[Start of EXTRACT TO READ]

And honestly, if you want to spur the adoption of 2FA, make the forced change that much more frequent for people who DON'T want to use 2FA.

I make that semi-jokingly, knowing that I'd never see the fallout other than having to hide forever from the Helpdesk.

Yeah the thing is, we'd likely only be able to force 2FA on anyone using VPN or attempting to change their credentials remotely. I'm 99.5% sure I'd never be able to get buy-in/money for 2FA for internal only users.

Sheep
Jul 24, 2003
With 2FA it seems like a liability since you're getting into "welp I'll just put it on a sticky note on the monitor" or "increment digit at the end" territory.

Without 2FA I'd reckon every 90 days is a decent compromise.

Sirotan
Oct 17, 2006

Sirotan is a seal.


Sheep posted:

With 2FA it seems like a liability since you're getting into "welp I'll just put it on a sticky note on the monitor" or "increment digit at the end" territory.

Without 2FA I'd reckon every 90 days is a decent compromise.

We already have a 90 day expiration, what I am considering is getting rid of that and having passwords not expire. I feel like without the expiration period they are LESS likely to write them down somewhere since they're not having to remember something new every 3 months. I'm really not sure how a 90 day expiration is inherently more secure than no expiration, to be honest. I'm still feeling it out.

What I am thinking right now is making our password guidelines match the new NIST recommendations, meaning:
-Length minimum would go from 8 to 12
-Restrict passwords based on dictionary of X number of known words (not sure how to implement this yet)
-No other restrictions on format (get rid of the pick 3 of the 4 of lowercase/uppercase/number/symbol BS)

[End of EXTRACT TO READ]
[Start of EXCERPTED DATA]

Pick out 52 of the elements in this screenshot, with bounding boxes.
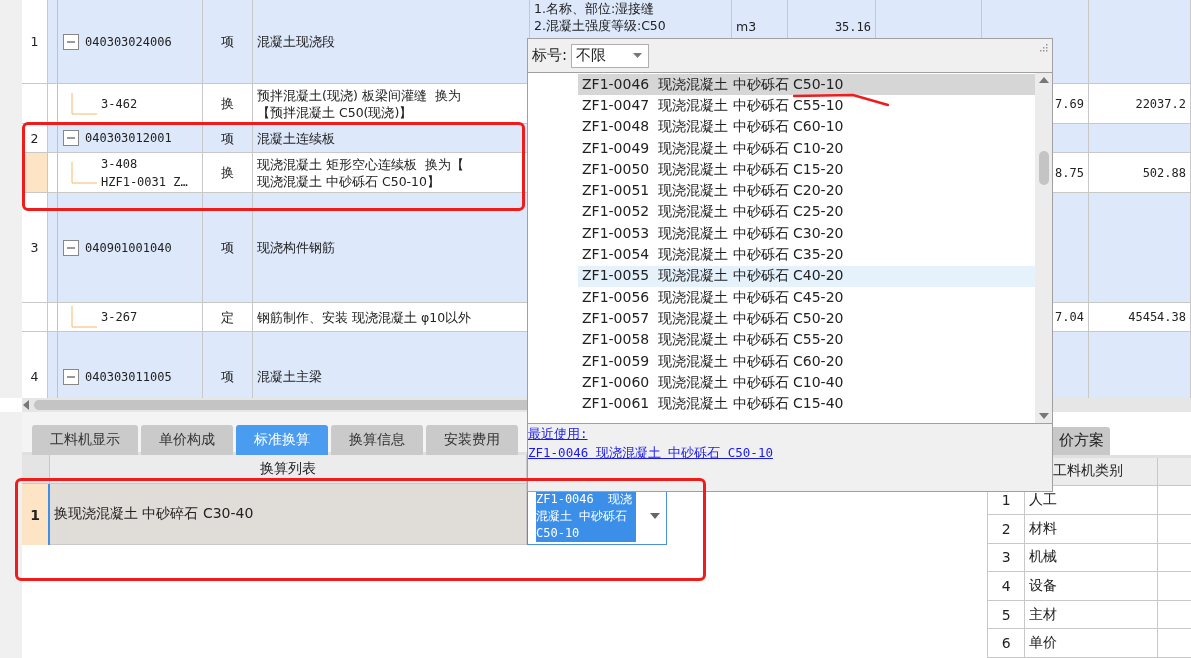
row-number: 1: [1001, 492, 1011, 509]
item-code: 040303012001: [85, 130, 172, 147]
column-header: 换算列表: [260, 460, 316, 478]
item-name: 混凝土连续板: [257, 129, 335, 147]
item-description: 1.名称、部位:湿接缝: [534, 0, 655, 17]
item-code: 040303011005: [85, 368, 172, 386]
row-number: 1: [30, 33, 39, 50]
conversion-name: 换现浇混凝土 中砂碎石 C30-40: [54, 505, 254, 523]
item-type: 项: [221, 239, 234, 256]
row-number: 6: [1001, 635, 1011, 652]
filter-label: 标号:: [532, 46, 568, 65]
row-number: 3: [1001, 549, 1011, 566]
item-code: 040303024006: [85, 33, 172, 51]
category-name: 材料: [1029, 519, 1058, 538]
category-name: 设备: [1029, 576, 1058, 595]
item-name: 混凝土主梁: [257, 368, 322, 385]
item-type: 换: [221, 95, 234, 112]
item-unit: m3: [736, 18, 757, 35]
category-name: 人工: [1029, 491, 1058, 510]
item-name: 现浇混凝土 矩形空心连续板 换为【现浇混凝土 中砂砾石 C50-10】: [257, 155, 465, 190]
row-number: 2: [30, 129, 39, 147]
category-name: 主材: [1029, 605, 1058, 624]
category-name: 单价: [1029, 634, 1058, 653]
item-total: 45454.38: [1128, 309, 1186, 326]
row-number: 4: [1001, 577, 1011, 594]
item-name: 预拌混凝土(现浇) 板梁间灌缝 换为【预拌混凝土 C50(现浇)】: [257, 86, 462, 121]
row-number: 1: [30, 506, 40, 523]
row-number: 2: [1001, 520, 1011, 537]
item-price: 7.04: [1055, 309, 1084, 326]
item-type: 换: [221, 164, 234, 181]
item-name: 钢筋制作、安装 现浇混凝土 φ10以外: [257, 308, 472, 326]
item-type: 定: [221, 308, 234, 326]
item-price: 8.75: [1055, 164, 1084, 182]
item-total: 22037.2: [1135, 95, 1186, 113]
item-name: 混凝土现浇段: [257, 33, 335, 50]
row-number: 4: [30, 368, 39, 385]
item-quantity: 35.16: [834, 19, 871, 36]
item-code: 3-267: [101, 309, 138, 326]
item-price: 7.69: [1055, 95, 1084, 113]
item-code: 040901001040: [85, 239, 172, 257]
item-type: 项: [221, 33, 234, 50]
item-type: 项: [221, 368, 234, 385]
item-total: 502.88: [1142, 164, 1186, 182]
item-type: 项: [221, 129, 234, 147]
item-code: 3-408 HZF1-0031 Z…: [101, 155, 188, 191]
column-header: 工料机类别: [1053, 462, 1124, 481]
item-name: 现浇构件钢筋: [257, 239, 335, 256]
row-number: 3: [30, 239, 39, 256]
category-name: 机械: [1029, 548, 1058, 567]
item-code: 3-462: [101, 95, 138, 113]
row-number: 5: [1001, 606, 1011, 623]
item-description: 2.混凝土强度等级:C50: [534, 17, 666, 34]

[End of EXCERPTED DATA]
[Start of EXCERPTED DATA]

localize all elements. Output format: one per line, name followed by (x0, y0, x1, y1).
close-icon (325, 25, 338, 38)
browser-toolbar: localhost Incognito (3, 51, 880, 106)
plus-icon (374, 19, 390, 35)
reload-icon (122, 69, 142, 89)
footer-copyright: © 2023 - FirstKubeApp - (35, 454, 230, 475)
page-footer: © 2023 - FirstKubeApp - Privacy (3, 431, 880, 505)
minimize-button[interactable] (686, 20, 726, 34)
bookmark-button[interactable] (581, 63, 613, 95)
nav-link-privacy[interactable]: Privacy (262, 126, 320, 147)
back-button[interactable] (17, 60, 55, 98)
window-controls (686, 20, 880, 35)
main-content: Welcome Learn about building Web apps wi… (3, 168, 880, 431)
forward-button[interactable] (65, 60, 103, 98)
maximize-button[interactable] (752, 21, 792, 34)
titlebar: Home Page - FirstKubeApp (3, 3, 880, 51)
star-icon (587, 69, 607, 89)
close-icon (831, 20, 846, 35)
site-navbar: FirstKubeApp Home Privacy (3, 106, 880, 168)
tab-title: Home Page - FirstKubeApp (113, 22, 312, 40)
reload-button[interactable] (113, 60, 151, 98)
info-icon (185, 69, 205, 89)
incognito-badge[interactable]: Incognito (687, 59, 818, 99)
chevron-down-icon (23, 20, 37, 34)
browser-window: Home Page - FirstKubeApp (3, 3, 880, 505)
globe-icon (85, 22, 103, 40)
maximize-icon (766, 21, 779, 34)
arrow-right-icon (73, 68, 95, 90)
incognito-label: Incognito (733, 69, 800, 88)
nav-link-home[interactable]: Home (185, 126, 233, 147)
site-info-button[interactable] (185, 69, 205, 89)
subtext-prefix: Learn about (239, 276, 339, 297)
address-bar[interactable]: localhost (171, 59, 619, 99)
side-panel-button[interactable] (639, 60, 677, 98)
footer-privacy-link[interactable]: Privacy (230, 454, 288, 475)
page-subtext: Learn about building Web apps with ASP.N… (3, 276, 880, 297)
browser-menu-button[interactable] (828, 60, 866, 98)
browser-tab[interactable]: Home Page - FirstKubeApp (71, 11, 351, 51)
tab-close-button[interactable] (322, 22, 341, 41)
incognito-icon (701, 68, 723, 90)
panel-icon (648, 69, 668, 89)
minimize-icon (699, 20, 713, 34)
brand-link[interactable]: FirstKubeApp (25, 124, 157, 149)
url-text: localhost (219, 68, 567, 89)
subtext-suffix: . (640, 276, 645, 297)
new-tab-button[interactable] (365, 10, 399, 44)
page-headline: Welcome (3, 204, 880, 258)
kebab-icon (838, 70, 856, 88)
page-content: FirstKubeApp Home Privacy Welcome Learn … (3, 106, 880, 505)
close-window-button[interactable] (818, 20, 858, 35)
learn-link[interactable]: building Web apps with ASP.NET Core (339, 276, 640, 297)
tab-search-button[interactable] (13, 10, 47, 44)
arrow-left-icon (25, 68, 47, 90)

[End of EXCERPTED DATA]

#### SET TASKS:
A – In the forum thread on password expiration, render this sentence in Spanish: "I feel like without the expiration period they are LESS likely to write them down somewhere since they're not having to remember something new every 3 months."
B – Retype the part of the forum thread on password expiration starting with "I make that" and going on through "internal only users.".
The items have no connection to the forum thread on password expiration.

#### EXPECTED RESPONSES:
A – Siento que, sin el período de vencimiento, es MENOS probable que las anoten en algún lugar, ya que no tienen que recordar algo nuevo cada 3 meses.

B –
I make that semi-jokingly, knowing that I'd never see the fallout other than having to hide forever from the Helpdesk.

Yeah the thing is, we'd likely only be able to force 2FA on anyone using VPN or attempting to change their credentials remotely. I'm 99.5% sure I'd never be able to get buy-in/money for 2FA for internal only users.